Begin Exercise inputs

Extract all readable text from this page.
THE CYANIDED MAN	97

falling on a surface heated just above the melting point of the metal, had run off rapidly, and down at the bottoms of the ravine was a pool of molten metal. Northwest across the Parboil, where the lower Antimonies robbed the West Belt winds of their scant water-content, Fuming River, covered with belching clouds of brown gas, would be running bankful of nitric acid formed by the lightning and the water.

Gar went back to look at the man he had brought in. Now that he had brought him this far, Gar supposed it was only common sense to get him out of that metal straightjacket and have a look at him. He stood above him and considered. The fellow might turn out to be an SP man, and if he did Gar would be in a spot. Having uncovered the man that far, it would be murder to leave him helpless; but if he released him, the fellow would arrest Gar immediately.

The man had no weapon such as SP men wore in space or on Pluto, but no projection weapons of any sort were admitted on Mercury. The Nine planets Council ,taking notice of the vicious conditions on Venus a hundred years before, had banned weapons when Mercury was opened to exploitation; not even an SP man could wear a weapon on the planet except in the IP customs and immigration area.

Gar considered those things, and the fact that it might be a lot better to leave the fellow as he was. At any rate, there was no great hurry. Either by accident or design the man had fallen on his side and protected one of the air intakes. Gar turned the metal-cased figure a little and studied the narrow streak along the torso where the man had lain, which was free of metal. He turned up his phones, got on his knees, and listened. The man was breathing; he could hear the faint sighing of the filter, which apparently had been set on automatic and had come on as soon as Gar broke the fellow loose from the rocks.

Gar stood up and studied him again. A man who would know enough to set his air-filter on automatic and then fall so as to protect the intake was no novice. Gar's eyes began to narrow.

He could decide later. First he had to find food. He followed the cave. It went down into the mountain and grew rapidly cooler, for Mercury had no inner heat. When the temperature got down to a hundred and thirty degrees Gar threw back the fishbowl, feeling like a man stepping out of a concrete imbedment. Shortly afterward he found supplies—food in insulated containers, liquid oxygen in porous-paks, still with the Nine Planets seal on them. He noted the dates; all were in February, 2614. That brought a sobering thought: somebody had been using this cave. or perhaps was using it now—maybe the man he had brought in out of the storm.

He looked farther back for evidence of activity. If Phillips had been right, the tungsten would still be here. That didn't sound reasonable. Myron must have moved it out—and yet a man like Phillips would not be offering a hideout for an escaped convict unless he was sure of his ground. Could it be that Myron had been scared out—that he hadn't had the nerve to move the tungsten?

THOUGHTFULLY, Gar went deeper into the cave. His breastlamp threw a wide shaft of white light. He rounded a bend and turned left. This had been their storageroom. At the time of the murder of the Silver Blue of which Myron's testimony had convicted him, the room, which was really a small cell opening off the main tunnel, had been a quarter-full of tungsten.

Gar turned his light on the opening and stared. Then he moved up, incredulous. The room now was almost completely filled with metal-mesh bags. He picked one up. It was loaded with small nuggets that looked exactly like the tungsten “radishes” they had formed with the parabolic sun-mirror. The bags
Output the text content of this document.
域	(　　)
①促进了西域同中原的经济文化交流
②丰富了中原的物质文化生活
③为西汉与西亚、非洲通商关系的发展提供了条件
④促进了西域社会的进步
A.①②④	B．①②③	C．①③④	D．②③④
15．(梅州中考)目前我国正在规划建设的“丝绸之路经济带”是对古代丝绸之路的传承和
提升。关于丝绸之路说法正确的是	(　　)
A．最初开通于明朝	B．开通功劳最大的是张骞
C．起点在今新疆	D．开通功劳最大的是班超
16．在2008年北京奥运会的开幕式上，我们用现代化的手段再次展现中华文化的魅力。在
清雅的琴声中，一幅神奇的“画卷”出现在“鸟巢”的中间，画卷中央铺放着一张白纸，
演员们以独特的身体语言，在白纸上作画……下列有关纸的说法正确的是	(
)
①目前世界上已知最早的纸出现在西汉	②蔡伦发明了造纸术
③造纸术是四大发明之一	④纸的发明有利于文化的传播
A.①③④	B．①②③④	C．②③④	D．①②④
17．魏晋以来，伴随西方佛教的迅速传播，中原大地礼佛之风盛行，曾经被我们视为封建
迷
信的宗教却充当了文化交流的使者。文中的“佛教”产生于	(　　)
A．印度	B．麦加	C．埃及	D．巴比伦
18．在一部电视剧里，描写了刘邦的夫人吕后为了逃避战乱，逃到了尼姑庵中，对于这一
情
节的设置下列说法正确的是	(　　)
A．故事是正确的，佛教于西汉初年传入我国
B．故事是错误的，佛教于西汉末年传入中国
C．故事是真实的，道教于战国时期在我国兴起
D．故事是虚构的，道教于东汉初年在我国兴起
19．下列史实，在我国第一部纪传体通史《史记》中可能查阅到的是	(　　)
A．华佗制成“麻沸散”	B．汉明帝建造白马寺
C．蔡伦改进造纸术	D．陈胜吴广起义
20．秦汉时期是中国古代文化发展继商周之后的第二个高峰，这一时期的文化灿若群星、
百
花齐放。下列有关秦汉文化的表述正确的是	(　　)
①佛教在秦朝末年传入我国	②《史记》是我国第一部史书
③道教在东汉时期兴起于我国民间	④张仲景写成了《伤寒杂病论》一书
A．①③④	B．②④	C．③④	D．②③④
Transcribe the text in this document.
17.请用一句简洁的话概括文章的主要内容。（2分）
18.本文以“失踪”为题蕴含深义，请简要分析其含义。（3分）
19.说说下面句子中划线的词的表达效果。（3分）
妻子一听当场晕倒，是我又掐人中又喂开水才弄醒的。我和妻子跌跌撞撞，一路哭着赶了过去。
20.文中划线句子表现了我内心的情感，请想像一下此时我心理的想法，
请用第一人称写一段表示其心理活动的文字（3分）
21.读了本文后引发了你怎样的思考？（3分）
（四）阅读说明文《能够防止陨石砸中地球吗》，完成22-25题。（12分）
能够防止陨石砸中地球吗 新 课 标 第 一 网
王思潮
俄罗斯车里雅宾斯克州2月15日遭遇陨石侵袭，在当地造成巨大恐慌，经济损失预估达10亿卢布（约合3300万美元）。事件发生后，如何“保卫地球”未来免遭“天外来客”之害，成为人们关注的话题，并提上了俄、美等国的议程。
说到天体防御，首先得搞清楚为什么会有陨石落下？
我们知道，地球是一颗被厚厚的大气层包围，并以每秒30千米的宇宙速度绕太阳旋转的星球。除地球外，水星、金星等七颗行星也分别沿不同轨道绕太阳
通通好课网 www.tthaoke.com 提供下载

End Exercise inputs

Exercise goal: Reproduce exactly the line containing "Transcribe the text in this document." and every line after it through the end of the records above, and nothing else.

Output below:
Transcribe the text in this document.
17.请用一句简洁的话概括文章的主要内容。（2分）
18.本文以“失踪”为题蕴含深义，请简要分析其含义。（3分）
19.说说下面句子中划线的词的表达效果。（3分）
妻子一听当场晕倒，是我又掐人中又喂开水才弄醒的。我和妻子跌跌撞撞，一路哭着赶了过去。
20.文中划线句子表现了我内心的情感，请想像一下此时我心理的想法，
请用第一人称写一段表示其心理活动的文字（3分）
21.读了本文后引发了你怎样的思考？（3分）
（四）阅读说明文《能够防止陨石砸中地球吗》，完成22-25题。（12分）
能够防止陨石砸中地球吗 新 课 标 第 一 网
王思潮
俄罗斯车里雅宾斯克州2月15日遭遇陨石侵袭，在当地造成巨大恐慌，经济损失预估达10亿卢布（约合3300万美元）。事件发生后，如何“保卫地球”未来免遭“天外来客”之害，成为人们关注的话题，并提上了俄、美等国的议程。
说到天体防御，首先得搞清楚为什么会有陨石落下？
我们知道，地球是一颗被厚厚的大气层包围，并以每秒30千米的宇宙速度绕太阳旋转的星球。除地球外，水星、金星等七颗行星也分别沿不同轨道绕太阳
通通好课网 www.tthaoke.com 提供下载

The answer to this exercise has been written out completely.